**** Dataset rows

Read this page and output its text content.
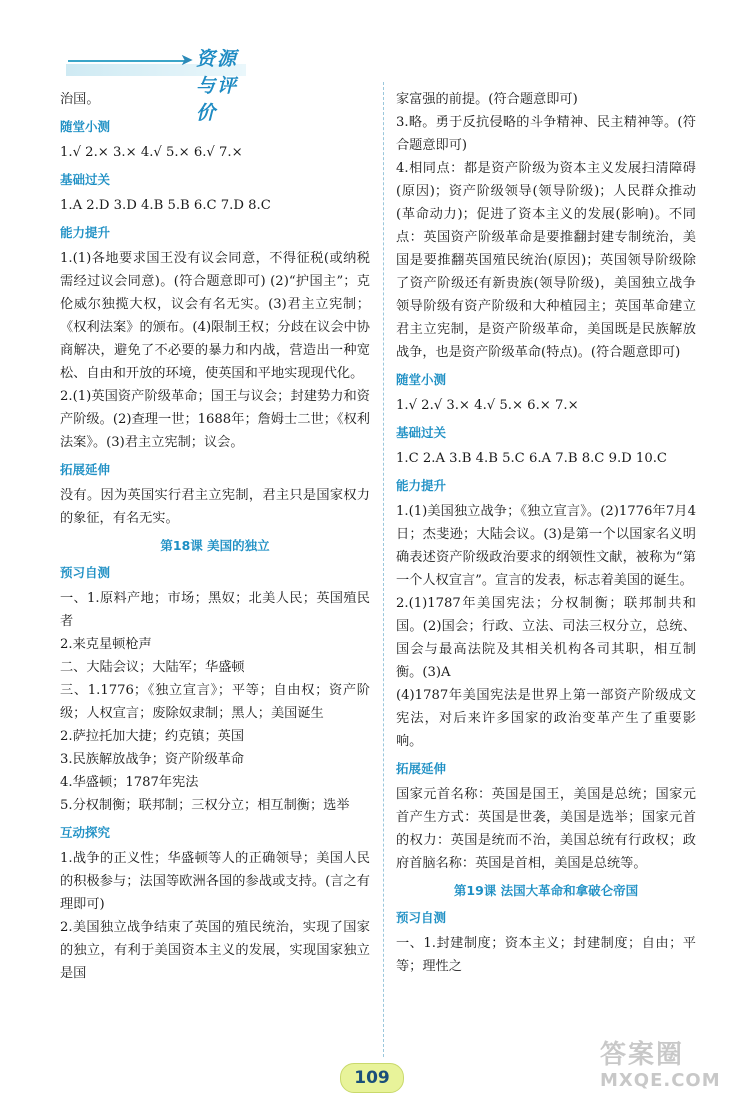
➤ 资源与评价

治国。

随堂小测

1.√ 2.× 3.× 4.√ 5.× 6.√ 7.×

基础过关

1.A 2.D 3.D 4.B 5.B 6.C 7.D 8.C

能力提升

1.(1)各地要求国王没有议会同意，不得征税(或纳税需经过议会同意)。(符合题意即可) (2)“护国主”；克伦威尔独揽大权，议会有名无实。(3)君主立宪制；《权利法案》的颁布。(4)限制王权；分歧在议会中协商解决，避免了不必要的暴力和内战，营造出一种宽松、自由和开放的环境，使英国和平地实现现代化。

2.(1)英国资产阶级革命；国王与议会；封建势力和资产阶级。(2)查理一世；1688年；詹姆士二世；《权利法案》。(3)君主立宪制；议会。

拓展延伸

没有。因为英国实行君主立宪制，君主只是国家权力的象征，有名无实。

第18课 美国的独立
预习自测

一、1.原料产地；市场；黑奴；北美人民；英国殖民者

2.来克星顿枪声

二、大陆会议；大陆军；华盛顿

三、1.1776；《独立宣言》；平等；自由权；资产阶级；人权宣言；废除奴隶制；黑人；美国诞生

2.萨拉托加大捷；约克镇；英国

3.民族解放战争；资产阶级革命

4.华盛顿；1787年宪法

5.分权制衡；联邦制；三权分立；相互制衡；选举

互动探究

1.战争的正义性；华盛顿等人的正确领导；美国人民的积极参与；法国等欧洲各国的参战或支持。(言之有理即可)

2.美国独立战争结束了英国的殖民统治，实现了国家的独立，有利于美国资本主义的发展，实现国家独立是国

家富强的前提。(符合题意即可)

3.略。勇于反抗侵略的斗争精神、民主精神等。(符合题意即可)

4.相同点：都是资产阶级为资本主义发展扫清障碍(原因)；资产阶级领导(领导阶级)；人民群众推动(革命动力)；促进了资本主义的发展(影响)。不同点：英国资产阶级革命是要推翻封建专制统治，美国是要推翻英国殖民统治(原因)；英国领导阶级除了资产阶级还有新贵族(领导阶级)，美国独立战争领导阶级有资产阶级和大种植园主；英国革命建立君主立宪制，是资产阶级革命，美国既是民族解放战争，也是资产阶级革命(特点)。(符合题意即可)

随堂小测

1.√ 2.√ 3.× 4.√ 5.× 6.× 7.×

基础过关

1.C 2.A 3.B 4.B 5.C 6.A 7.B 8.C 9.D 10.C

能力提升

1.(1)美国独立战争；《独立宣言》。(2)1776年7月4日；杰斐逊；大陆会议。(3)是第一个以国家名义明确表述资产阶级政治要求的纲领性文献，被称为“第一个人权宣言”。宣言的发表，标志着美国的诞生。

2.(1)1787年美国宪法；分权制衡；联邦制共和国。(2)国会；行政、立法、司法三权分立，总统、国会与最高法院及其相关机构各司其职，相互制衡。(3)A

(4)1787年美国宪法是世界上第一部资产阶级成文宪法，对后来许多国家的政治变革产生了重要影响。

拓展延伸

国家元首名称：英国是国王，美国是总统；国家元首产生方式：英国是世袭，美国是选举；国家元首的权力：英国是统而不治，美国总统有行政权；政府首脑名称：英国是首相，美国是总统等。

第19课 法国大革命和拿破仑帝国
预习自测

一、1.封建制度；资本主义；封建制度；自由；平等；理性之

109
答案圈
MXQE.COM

********
**** Dataset rows

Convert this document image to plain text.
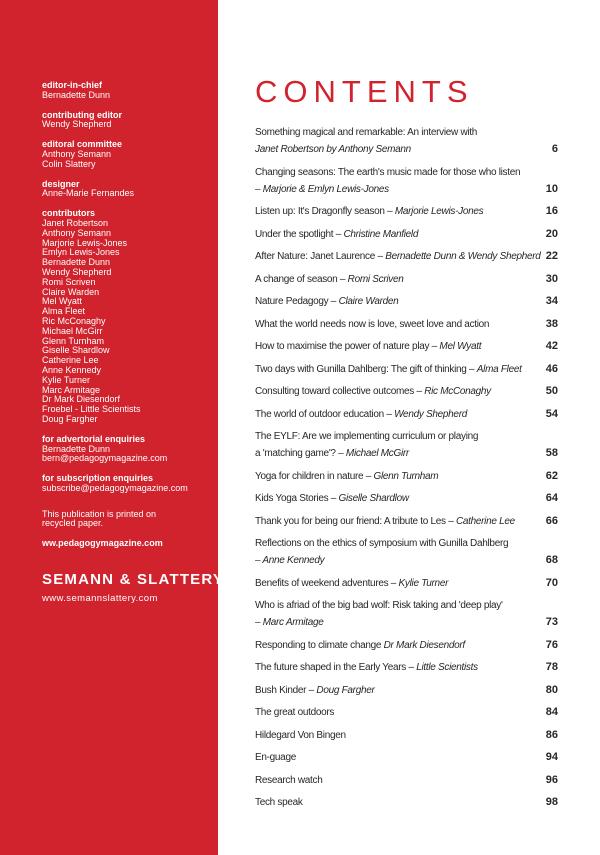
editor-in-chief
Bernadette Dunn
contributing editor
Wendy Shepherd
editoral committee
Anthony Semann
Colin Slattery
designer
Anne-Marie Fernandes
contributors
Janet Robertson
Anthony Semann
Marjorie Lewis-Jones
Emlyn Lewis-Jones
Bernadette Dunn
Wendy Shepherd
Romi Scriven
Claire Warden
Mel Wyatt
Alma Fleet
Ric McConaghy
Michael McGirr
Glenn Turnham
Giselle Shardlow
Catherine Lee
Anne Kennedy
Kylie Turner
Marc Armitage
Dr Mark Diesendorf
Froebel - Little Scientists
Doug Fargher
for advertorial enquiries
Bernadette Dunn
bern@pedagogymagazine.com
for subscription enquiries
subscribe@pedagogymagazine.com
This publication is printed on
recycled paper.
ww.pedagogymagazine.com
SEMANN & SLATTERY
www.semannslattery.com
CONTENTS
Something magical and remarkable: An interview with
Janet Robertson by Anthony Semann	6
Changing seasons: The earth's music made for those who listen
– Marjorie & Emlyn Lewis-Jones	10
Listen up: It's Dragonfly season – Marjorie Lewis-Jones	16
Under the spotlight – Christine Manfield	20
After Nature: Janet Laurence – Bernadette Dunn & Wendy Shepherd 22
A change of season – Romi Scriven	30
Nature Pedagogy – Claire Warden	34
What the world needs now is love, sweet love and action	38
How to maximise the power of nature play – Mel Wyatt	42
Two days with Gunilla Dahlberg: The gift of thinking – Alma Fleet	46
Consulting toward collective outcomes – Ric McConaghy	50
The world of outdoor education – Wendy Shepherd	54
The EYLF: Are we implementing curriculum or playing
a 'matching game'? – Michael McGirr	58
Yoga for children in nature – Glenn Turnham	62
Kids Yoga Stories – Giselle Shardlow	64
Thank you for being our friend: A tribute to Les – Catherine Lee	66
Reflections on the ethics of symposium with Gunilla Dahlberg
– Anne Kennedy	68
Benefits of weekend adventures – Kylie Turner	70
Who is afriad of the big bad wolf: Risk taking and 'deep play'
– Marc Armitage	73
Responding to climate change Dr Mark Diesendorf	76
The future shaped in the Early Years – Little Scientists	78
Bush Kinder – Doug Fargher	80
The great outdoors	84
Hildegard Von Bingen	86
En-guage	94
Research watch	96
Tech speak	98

********
**** Dataset rows

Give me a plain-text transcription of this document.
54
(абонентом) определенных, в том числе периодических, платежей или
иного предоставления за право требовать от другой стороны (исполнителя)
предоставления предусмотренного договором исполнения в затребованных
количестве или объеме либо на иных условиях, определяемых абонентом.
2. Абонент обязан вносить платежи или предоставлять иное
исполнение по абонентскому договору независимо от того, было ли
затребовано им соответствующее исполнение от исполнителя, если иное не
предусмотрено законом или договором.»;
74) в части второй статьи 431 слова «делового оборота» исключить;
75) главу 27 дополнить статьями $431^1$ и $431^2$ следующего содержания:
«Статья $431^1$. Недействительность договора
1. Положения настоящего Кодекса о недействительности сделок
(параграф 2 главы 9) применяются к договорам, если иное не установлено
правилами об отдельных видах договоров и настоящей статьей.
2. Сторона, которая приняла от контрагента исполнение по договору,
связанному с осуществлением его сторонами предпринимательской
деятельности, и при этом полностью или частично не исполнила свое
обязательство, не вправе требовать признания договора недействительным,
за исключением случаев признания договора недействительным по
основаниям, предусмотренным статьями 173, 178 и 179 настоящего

********

* **Exercise directions**:
Pull out all lines containing "Jones".

* **Exercise response**:
Marjorie Lewis-Jones
Emlyn Lewis-Jones
– Marjorie & Emlyn Lewis-Jones	10
Listen up: It's Dragonfly season – Marjorie Lewis-Jones	16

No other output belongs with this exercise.